### EXERCISE DIRECTIONS
Reproduce all of the material exactly as shown.
========================================================================
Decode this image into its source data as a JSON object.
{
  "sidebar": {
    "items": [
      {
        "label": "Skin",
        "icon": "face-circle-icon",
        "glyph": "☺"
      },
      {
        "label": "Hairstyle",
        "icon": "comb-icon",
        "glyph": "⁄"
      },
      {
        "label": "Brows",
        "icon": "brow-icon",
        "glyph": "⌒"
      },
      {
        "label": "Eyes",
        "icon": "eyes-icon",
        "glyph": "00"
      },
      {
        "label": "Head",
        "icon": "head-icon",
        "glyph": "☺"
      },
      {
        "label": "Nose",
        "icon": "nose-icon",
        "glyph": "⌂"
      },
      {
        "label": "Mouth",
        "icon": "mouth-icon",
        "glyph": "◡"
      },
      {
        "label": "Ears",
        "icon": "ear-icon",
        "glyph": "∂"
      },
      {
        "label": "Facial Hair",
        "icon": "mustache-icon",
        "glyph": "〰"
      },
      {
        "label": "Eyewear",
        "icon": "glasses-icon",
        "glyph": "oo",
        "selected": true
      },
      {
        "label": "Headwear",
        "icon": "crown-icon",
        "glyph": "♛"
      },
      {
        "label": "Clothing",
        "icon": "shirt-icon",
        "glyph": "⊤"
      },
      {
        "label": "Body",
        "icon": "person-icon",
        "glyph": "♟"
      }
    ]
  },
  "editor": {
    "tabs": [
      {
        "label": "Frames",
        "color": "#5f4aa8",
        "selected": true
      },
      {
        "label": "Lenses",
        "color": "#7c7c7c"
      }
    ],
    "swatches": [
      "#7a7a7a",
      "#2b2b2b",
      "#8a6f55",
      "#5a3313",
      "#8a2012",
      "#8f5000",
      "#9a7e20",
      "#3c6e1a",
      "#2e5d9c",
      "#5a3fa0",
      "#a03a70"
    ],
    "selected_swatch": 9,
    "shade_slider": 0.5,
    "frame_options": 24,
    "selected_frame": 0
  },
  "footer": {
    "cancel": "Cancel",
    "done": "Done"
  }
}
========================================================================
### CORRECT ANSWER
Decode this image into its source data as a JSON object.
{
  "sidebar": {
    "items": [
      {
        "label": "Skin",
        "icon": "face-circle-icon",
        "glyph": "☺"
      },
      {
        "label": "Hairstyle",
        "icon": "comb-icon",
        "glyph": "⁄"
      },
      {
        "label": "Brows",
        "icon": "brow-icon",
        "glyph": "⌒"
      },
      {
        "label": "Eyes",
        "icon": "eyes-icon",
        "glyph": "00"
      },
      {
        "label": "Head",
        "icon": "head-icon",
        "glyph": "☺"
      },
      {
        "label": "Nose",
        "icon": "nose-icon",
        "glyph": "⌂"
      },
      {
        "label": "Mouth",
        "icon": "mouth-icon",
        "glyph": "◡"
      },
      {
        "label": "Ears",
        "icon": "ear-icon",
        "glyph": "∂"
      },
      {
        "label": "Facial Hair",
        "icon": "mustache-icon",
        "glyph": "〰"
      },
      {
        "label": "Eyewear",
        "icon": "glasses-icon",
        "glyph": "oo",
        "selected": true
      },
      {
        "label": "Headwear",
        "icon": "crown-icon",
        "glyph": "♛"
      },
      {
        "label": "Clothing",
        "icon": "shirt-icon",
        "glyph": "⊤"
      },
      {
        "label": "Body",
        "icon": "person-icon",
        "glyph": "♟"
      }
    ]
  },
  "editor": {
    "tabs": [
      {
        "label": "Frames",
        "color": "#5f4aa8",
        "selected": true
      },
      {
        "label": "Lenses",
        "color": "#7c7c7c"
      }
    ],
    "swatches": [
      "#7a7a7a",
      "#2b2b2b",
      "#8a6f55",
      "#5a3313",
      "#8a2012",
      "#8f5000",
      "#9a7e20",
      "#3c6e1a",
      "#2e5d9c",
      "#5a3fa0",
      "#a03a70"
    ],
    "selected_swatch": 9,
    "shade_slider": 0.5,
    "frame_options": 24,
    "selected_frame": 0
  },
  "footer": {
    "cancel": "Cancel",
    "done": "Done"
  }
}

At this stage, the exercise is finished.